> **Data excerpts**
"""

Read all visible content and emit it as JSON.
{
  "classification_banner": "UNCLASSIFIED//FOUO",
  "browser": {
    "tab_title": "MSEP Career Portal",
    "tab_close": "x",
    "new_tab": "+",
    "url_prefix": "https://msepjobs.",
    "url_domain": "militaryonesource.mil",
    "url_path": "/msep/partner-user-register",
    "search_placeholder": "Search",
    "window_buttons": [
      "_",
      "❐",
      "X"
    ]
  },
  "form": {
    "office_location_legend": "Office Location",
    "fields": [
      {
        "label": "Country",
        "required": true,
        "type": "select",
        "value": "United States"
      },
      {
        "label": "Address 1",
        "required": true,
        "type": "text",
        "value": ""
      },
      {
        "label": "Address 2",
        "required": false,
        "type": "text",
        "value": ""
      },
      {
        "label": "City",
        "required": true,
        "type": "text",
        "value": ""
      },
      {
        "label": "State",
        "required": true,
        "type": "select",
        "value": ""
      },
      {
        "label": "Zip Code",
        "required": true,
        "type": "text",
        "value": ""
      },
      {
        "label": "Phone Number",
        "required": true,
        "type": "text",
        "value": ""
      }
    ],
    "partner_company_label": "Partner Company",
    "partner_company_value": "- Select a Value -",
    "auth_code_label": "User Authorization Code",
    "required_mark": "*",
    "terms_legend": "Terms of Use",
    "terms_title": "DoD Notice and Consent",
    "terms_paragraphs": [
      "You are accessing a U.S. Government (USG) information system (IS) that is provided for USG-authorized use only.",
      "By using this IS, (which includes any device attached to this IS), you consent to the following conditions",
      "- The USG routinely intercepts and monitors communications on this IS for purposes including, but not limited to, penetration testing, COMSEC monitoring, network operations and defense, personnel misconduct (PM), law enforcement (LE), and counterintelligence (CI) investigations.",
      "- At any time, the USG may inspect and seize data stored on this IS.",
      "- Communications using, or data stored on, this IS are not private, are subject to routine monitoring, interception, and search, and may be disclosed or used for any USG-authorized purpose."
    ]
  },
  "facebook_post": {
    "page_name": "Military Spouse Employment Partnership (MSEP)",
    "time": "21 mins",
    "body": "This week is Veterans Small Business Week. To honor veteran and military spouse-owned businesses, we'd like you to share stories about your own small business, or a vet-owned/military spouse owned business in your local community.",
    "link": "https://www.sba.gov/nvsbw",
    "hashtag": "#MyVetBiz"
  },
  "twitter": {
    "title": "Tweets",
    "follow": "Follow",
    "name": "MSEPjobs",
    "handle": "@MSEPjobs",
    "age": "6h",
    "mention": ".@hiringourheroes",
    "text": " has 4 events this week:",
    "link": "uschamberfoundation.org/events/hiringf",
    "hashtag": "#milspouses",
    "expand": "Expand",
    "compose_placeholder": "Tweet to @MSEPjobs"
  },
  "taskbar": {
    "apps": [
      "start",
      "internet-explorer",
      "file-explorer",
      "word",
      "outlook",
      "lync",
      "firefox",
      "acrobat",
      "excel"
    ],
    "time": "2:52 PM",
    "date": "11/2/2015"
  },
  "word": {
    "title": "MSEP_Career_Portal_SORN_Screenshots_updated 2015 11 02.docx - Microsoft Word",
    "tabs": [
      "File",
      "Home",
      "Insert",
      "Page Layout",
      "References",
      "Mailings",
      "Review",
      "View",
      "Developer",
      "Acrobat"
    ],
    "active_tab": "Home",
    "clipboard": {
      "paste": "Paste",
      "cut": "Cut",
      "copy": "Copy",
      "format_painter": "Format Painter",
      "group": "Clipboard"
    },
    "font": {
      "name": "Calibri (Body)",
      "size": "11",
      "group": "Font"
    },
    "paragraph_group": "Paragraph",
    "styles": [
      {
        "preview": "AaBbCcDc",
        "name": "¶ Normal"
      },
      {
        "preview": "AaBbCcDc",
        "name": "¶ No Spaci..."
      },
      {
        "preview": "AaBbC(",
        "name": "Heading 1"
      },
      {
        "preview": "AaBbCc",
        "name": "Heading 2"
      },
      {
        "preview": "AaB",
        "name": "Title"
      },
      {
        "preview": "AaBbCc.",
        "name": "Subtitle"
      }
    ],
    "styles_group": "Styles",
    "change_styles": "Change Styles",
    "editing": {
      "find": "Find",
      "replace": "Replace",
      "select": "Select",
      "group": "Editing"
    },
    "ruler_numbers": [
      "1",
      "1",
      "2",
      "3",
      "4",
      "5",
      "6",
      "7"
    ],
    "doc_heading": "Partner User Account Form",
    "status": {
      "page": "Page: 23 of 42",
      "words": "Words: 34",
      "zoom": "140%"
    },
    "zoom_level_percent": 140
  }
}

"""

> **Exercise task**
In the listing, find every line containing the word "link" and list it.

> **Exercise output**
    "link": "https://www.sba.gov/nvsbw",
    "link": "uschamberfoundation.org/events/hiringf",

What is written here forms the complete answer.